**What this task involves**:
Drop the images; return everything else in the listing below exactly.

## begin

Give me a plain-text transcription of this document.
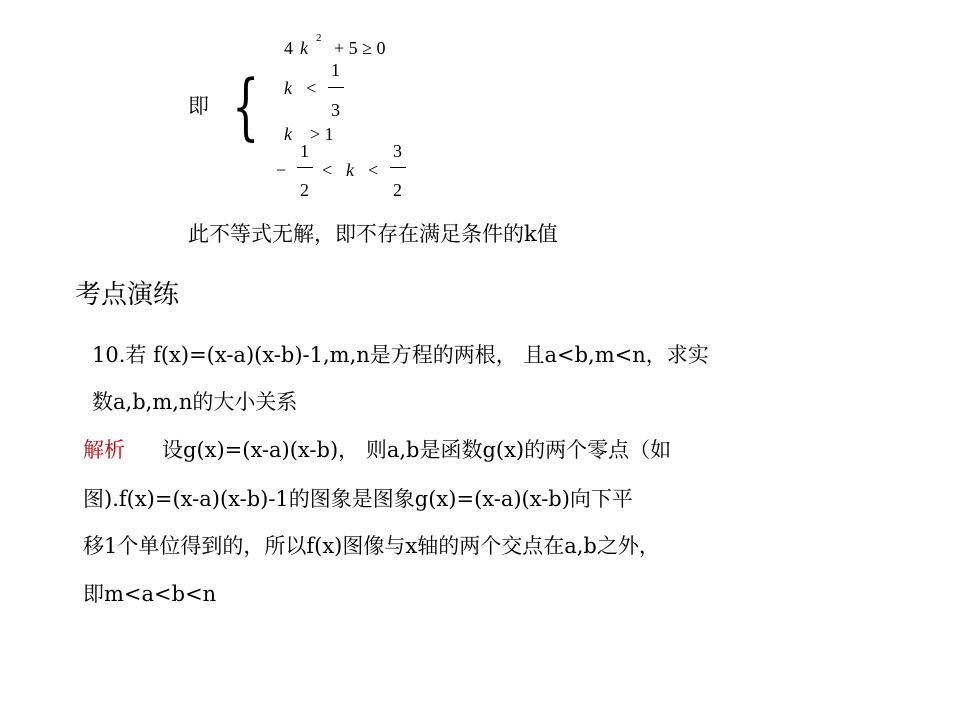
即 {
4 k 2 + 5 ≥ 0
k <
1
3
k > 1
−
1
2
< k <
3
2
此不等式无解，即不存在满足条件的k值
考点演练
10.若 f(x)=(x-a)(x-b)-1,m,n是方程的两根， 且a<b,m<n，求实
数a,b,m,n的大小关系
解析 设g(x)=(x-a)(x-b)， 则a,b是函数g(x)的两个零点（如
图).f(x)=(x-a)(x-b)-1的图象是图象g(x)=(x-a)(x-b)向下平
移1个单位得到的，所以f(x)图像与x轴的两个交点在a,b之外，
即m<a<b<n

## end

**Response**:
Give me a plain-text transcription of this document.
即 {
4 k 2 + 5 ≥ 0
k <
1
3
k > 1
−
1
2
< k <
3
2
此不等式无解，即不存在满足条件的k值
考点演练
10.若 f(x)=(x-a)(x-b)-1,m,n是方程的两根， 且a<b,m<n，求实
数a,b,m,n的大小关系
解析 设g(x)=(x-a)(x-b)， 则a,b是函数g(x)的两个零点（如
图).f(x)=(x-a)(x-b)-1的图象是图象g(x)=(x-a)(x-b)向下平
移1个单位得到的，所以f(x)图像与x轴的两个交点在a,b之外，
即m<a<b<n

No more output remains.